TASK DETAILS> Type out the data exactly as given. Skip any image.

⟨

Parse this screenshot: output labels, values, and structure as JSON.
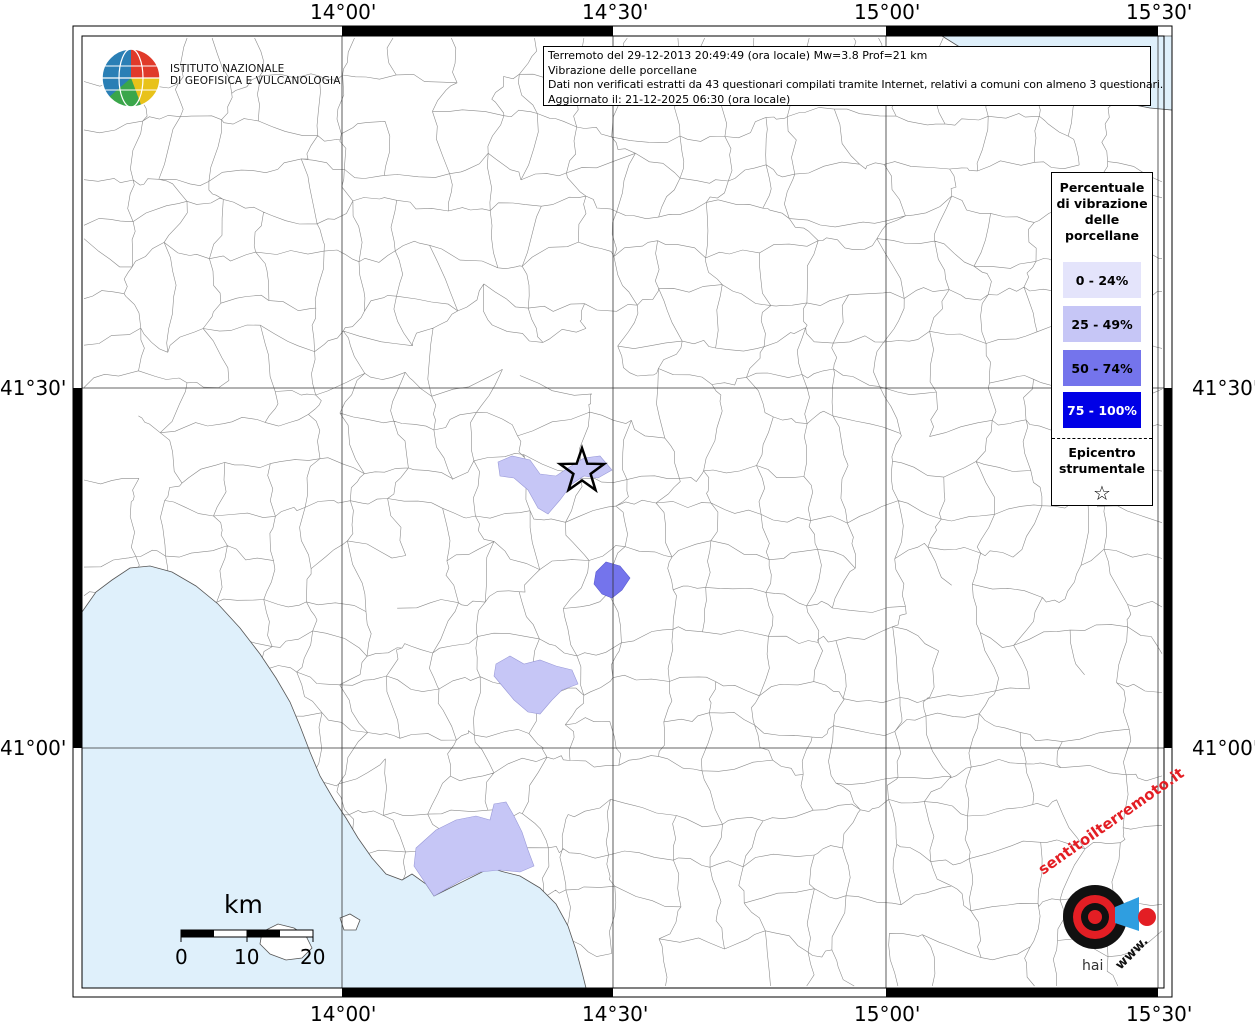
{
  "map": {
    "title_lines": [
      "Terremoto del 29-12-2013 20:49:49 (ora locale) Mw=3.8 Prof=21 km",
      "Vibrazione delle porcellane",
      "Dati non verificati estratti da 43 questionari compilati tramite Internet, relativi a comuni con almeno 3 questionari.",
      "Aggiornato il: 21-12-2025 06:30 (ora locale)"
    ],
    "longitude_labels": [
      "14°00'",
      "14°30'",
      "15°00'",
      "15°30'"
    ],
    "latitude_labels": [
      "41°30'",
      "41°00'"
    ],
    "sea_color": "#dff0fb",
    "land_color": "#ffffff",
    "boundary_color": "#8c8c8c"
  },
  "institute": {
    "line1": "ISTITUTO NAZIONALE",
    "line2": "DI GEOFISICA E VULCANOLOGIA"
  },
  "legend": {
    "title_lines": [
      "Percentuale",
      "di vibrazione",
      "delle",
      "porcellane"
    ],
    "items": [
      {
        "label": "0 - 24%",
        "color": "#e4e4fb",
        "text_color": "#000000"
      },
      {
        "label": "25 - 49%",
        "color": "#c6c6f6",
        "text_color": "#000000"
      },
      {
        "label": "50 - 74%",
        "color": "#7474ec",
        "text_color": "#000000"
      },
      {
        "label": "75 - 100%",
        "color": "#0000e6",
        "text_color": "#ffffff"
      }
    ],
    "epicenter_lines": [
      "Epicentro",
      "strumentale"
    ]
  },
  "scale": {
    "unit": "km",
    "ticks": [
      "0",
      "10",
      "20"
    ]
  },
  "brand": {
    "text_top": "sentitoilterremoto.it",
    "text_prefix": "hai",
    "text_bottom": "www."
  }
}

⟩

OUTPUT>
Parse this screenshot: output labels, values, and structure as JSON.
{
  "map": {
    "title_lines": [
      "Terremoto del 29-12-2013 20:49:49 (ora locale) Mw=3.8 Prof=21 km",
      "Vibrazione delle porcellane",
      "Dati non verificati estratti da 43 questionari compilati tramite Internet, relativi a comuni con almeno 3 questionari.",
      "Aggiornato il: 21-12-2025 06:30 (ora locale)"
    ],
    "longitude_labels": [
      "14°00'",
      "14°30'",
      "15°00'",
      "15°30'"
    ],
    "latitude_labels": [
      "41°30'",
      "41°00'"
    ],
    "sea_color": "#dff0fb",
    "land_color": "#ffffff",
    "boundary_color": "#8c8c8c"
  },
  "institute": {
    "line1": "ISTITUTO NAZIONALE",
    "line2": "DI GEOFISICA E VULCANOLOGIA"
  },
  "legend": {
    "title_lines": [
      "Percentuale",
      "di vibrazione",
      "delle",
      "porcellane"
    ],
    "items": [
      {
        "label": "0 - 24%",
        "color": "#e4e4fb",
        "text_color": "#000000"
      },
      {
        "label": "25 - 49%",
        "color": "#c6c6f6",
        "text_color": "#000000"
      },
      {
        "label": "50 - 74%",
        "color": "#7474ec",
        "text_color": "#000000"
      },
      {
        "label": "75 - 100%",
        "color": "#0000e6",
        "text_color": "#ffffff"
      }
    ],
    "epicenter_lines": [
      "Epicentro",
      "strumentale"
    ]
  },
  "scale": {
    "unit": "km",
    "ticks": [
      "0",
      "10",
      "20"
    ]
  },
  "brand": {
    "text_top": "sentitoilterremoto.it",
    "text_prefix": "hai",
    "text_bottom": "www."
  }
}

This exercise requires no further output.